How hot is electron beam angiography (EBA), the angiography application of the electron beam tomography (EBT)? Last spring Imatron Inc. (South San Francisco) introduced the C-300, a new PC-based, multi-phase beam model, and both the Cooper Clinic (Dallas) and California HeartScan (Sacramento, Calif.) claimed to be the first buyer.

A seven-year study by the Mayo Clinic (Rochester, Minn.) and the University of Michigan (Ann Arbor) completed last July showed that EBT could predict future cardiac events with only a coronary artery calcification measure and the patient’s age. EBT also proved more effective than a coronary angiogram in predicting cardiac risk. Another EBT study completed this year at the Arizona Heart Institute (Phoenix) proved that acceptable cholesterol levels for women 55 and older, as defined by the National Cholesterol Education Program guidelines, are dangerously miscalculated. Almost 1 million Americans die annually from heart disease, and 1.5 million more are disabled.

d02d.jpg (6896 bytes)Imatron’s electron beam tomography (EBT) has proven helpful in predicting cardiac events using calcification as one indicator.

Bottom line, EBT is fast, noninvasive, could replace stress tests altogether and can prevent heart attacks. What’s the catch, then? There are several. For one thing, most insurance companies won’t pay for preventive scans. Heart disease “is a leading cause of death, and it can be detected early,” said Imatron’s Sorenson. “An insurance company isn’t going to get real excited about our ability to find a whole bunch of people who need treatment at their expense.”

EXCERPTED RECORDS
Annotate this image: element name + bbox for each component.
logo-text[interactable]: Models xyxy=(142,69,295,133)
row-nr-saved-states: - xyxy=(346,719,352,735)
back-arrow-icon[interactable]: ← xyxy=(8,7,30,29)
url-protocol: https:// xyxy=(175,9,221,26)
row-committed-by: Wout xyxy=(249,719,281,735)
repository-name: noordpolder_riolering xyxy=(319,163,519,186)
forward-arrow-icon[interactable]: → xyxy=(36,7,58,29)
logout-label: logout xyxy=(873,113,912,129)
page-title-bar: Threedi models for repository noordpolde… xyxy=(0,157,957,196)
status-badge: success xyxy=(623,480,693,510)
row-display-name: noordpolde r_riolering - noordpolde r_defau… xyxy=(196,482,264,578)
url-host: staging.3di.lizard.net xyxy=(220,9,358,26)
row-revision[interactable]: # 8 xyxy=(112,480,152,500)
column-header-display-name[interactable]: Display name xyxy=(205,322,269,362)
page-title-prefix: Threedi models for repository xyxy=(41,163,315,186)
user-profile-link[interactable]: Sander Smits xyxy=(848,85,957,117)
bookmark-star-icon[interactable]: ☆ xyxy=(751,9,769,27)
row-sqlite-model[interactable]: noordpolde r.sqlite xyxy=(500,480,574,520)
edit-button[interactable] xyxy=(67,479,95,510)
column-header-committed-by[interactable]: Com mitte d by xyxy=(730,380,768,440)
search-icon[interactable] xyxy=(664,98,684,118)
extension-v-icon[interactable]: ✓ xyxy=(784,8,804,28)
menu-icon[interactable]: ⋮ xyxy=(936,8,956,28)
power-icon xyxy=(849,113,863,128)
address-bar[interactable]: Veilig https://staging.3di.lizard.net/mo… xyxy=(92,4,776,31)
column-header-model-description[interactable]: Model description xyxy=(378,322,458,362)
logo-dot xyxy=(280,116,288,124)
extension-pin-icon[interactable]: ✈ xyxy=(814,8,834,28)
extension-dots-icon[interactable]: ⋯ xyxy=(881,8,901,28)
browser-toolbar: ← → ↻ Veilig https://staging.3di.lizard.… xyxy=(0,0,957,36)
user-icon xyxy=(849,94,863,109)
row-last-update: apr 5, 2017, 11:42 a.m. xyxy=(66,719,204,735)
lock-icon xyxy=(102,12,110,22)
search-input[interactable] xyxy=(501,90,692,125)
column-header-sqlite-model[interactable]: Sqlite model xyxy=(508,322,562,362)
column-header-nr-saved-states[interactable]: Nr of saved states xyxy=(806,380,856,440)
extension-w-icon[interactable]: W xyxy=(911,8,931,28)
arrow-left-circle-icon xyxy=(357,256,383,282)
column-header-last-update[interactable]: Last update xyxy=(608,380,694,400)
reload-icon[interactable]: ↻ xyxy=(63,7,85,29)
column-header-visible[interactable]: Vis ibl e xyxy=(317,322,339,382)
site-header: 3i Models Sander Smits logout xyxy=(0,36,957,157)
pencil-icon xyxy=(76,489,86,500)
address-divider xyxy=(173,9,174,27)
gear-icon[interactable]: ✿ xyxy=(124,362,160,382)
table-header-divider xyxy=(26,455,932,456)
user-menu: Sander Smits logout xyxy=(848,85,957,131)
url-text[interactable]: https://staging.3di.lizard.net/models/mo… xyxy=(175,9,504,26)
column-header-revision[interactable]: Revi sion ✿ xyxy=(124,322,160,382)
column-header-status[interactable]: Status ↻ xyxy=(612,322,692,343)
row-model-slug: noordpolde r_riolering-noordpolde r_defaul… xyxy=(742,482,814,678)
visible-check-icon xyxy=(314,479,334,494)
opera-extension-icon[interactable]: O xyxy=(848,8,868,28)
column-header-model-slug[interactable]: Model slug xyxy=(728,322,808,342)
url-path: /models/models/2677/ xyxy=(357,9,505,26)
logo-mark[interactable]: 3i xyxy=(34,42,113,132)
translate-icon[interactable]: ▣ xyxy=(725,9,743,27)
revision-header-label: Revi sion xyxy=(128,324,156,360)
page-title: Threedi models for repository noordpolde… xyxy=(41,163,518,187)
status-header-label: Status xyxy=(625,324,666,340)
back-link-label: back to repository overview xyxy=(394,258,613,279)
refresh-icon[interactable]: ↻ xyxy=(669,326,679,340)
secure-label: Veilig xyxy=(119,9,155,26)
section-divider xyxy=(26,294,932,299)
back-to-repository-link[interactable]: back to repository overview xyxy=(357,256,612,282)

GOAL OF THE EXERCISE
Copy the passage of the electron beam tomography article between "A seven-year study" and "more are disabled.", inclusive. The listing has no connection to the electron beam tomography article.

ANSWER SPACE
A seven-year study by the Mayo Clinic (Rochester, Minn.) and the University of Michigan (Ann Arbor) completed last July showed that EBT could predict future cardiac events with only a coronary artery calcification measure and the patient’s age. EBT also proved more effective than a coronary angiogram in predicting cardiac risk. Another EBT study completed this year at the Arizona Heart Institute (Phoenix) proved that acceptable cholesterol levels for women 55 and older, as defined by the National Cholesterol Education Program guidelines, are dangerously miscalculated. Almost 1 million Americans die annually from heart disease, and 1.5 million more are disabled.